>> Begin

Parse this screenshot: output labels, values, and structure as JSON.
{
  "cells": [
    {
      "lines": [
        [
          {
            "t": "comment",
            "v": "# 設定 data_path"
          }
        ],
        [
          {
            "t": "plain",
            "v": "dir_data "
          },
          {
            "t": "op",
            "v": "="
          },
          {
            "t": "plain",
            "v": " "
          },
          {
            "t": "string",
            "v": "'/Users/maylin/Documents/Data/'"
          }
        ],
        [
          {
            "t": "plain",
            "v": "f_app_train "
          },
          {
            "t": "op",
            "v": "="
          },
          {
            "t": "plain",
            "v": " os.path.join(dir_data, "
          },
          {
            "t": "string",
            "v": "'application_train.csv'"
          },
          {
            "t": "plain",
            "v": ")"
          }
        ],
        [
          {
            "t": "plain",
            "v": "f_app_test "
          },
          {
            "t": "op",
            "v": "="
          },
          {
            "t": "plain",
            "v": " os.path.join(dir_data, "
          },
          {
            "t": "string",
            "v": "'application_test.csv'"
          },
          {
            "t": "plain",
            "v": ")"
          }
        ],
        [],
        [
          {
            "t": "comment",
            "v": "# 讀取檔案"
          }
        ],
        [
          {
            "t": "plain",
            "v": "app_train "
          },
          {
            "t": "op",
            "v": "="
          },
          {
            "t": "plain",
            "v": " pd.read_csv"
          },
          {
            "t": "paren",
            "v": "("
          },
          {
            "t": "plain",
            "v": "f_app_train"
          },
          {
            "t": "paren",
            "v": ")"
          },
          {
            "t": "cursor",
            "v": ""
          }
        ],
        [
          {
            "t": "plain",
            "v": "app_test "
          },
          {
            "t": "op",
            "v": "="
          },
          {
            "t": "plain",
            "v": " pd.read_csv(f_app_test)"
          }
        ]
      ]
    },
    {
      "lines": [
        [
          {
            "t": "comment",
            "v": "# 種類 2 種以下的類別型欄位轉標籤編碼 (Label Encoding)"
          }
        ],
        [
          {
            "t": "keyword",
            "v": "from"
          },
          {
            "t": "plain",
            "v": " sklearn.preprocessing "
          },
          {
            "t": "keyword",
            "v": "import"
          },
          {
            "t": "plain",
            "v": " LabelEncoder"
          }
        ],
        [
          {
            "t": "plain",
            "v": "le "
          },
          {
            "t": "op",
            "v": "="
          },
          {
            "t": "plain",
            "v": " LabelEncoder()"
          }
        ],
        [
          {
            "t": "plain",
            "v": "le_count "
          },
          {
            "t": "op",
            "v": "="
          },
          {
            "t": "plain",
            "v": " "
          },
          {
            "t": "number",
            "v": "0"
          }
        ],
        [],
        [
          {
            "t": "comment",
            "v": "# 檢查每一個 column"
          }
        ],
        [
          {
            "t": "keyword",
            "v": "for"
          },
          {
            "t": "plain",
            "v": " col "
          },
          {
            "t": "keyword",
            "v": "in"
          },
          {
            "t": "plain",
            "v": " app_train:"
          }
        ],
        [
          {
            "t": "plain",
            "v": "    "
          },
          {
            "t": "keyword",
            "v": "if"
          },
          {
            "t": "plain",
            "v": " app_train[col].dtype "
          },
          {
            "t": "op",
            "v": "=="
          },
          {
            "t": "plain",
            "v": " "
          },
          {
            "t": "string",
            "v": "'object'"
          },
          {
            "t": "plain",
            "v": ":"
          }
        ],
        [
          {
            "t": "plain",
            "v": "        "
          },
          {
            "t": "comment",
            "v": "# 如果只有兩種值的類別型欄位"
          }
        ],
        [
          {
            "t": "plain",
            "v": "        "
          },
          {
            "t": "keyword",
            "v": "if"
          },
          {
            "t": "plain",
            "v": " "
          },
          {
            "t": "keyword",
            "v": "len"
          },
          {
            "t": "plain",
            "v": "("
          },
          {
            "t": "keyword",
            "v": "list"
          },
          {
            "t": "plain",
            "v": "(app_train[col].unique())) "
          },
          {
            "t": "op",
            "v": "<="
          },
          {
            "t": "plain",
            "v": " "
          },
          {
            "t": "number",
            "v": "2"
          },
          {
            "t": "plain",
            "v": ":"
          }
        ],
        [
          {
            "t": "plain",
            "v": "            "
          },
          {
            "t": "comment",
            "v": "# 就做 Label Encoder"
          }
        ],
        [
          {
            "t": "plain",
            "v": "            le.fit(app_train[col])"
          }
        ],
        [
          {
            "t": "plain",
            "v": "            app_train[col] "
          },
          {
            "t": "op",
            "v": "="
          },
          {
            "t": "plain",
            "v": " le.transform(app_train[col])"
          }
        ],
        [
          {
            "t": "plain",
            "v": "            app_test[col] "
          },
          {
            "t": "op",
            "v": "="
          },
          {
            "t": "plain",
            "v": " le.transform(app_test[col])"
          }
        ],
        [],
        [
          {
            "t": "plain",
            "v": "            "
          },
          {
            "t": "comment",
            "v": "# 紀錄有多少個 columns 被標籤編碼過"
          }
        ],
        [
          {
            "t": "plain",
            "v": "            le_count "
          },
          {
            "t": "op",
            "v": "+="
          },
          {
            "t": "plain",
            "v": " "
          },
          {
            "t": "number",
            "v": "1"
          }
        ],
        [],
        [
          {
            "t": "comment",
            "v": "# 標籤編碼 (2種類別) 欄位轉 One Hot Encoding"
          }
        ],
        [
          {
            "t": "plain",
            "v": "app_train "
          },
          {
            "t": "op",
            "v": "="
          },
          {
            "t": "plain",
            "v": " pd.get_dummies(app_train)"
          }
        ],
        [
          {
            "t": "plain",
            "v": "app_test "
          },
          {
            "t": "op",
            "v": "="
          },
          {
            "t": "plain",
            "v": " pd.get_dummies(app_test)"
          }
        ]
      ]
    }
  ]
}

>> End

To be done:
Copy out all the entries shown above, character for character.

Result:
Parse this screenshot: output labels, values, and structure as JSON.
{
  "cells": [
    {
      "lines": [
        [
          {
            "t": "comment",
            "v": "# 設定 data_path"
          }
        ],
        [
          {
            "t": "plain",
            "v": "dir_data "
          },
          {
            "t": "op",
            "v": "="
          },
          {
            "t": "plain",
            "v": " "
          },
          {
            "t": "string",
            "v": "'/Users/maylin/Documents/Data/'"
          }
        ],
        [
          {
            "t": "plain",
            "v": "f_app_train "
          },
          {
            "t": "op",
            "v": "="
          },
          {
            "t": "plain",
            "v": " os.path.join(dir_data, "
          },
          {
            "t": "string",
            "v": "'application_train.csv'"
          },
          {
            "t": "plain",
            "v": ")"
          }
        ],
        [
          {
            "t": "plain",
            "v": "f_app_test "
          },
          {
            "t": "op",
            "v": "="
          },
          {
            "t": "plain",
            "v": " os.path.join(dir_data, "
          },
          {
            "t": "string",
            "v": "'application_test.csv'"
          },
          {
            "t": "plain",
            "v": ")"
          }
        ],
        [],
        [
          {
            "t": "comment",
            "v": "# 讀取檔案"
          }
        ],
        [
          {
            "t": "plain",
            "v": "app_train "
          },
          {
            "t": "op",
            "v": "="
          },
          {
            "t": "plain",
            "v": " pd.read_csv"
          },
          {
            "t": "paren",
            "v": "("
          },
          {
            "t": "plain",
            "v": "f_app_train"
          },
          {
            "t": "paren",
            "v": ")"
          },
          {
            "t": "cursor",
            "v": ""
          }
        ],
        [
          {
            "t": "plain",
            "v": "app_test "
          },
          {
            "t": "op",
            "v": "="
          },
          {
            "t": "plain",
            "v": " pd.read_csv(f_app_test)"
          }
        ]
      ]
    },
    {
      "lines": [
        [
          {
            "t": "comment",
            "v": "# 種類 2 種以下的類別型欄位轉標籤編碼 (Label Encoding)"
          }
        ],
        [
          {
            "t": "keyword",
            "v": "from"
          },
          {
            "t": "plain",
            "v": " sklearn.preprocessing "
          },
          {
            "t": "keyword",
            "v": "import"
          },
          {
            "t": "plain",
            "v": " LabelEncoder"
          }
        ],
        [
          {
            "t": "plain",
            "v": "le "
          },
          {
            "t": "op",
            "v": "="
          },
          {
            "t": "plain",
            "v": " LabelEncoder()"
          }
        ],
        [
          {
            "t": "plain",
            "v": "le_count "
          },
          {
            "t": "op",
            "v": "="
          },
          {
            "t": "plain",
            "v": " "
          },
          {
            "t": "number",
            "v": "0"
          }
        ],
        [],
        [
          {
            "t": "comment",
            "v": "# 檢查每一個 column"
          }
        ],
        [
          {
            "t": "keyword",
            "v": "for"
          },
          {
            "t": "plain",
            "v": " col "
          },
          {
            "t": "keyword",
            "v": "in"
          },
          {
            "t": "plain",
            "v": " app_train:"
          }
        ],
        [
          {
            "t": "plain",
            "v": "    "
          },
          {
            "t": "keyword",
            "v": "if"
          },
          {
            "t": "plain",
            "v": " app_train[col].dtype "
          },
          {
            "t": "op",
            "v": "=="
          },
          {
            "t": "plain",
            "v": " "
          },
          {
            "t": "string",
            "v": "'object'"
          },
          {
            "t": "plain",
            "v": ":"
          }
        ],
        [
          {
            "t": "plain",
            "v": "        "
          },
          {
            "t": "comment",
            "v": "# 如果只有兩種值的類別型欄位"
          }
        ],
        [
          {
            "t": "plain",
            "v": "        "
          },
          {
            "t": "keyword",
            "v": "if"
          },
          {
            "t": "plain",
            "v": " "
          },
          {
            "t": "keyword",
            "v": "len"
          },
          {
            "t": "plain",
            "v": "("
          },
          {
            "t": "keyword",
            "v": "list"
          },
          {
            "t": "plain",
            "v": "(app_train[col].unique())) "
          },
          {
            "t": "op",
            "v": "<="
          },
          {
            "t": "plain",
            "v": " "
          },
          {
            "t": "number",
            "v": "2"
          },
          {
            "t": "plain",
            "v": ":"
          }
        ],
        [
          {
            "t": "plain",
            "v": "            "
          },
          {
            "t": "comment",
            "v": "# 就做 Label Encoder"
          }
        ],
        [
          {
            "t": "plain",
            "v": "            le.fit(app_train[col])"
          }
        ],
        [
          {
            "t": "plain",
            "v": "            app_train[col] "
          },
          {
            "t": "op",
            "v": "="
          },
          {
            "t": "plain",
            "v": " le.transform(app_train[col])"
          }
        ],
        [
          {
            "t": "plain",
            "v": "            app_test[col] "
          },
          {
            "t": "op",
            "v": "="
          },
          {
            "t": "plain",
            "v": " le.transform(app_test[col])"
          }
        ],
        [],
        [
          {
            "t": "plain",
            "v": "            "
          },
          {
            "t": "comment",
            "v": "# 紀錄有多少個 columns 被標籤編碼過"
          }
        ],
        [
          {
            "t": "plain",
            "v": "            le_count "
          },
          {
            "t": "op",
            "v": "+="
          },
          {
            "t": "plain",
            "v": " "
          },
          {
            "t": "number",
            "v": "1"
          }
        ],
        [],
        [
          {
            "t": "comment",
            "v": "# 標籤編碼 (2種類別) 欄位轉 One Hot Encoding"
          }
        ],
        [
          {
            "t": "plain",
            "v": "app_train "
          },
          {
            "t": "op",
            "v": "="
          },
          {
            "t": "plain",
            "v": " pd.get_dummies(app_train)"
          }
        ],
        [
          {
            "t": "plain",
            "v": "app_test "
          },
          {
            "t": "op",
            "v": "="
          },
          {
            "t": "plain",
            "v": " pd.get_dummies(app_test)"
          }
        ]
      ]
    }
  ]
}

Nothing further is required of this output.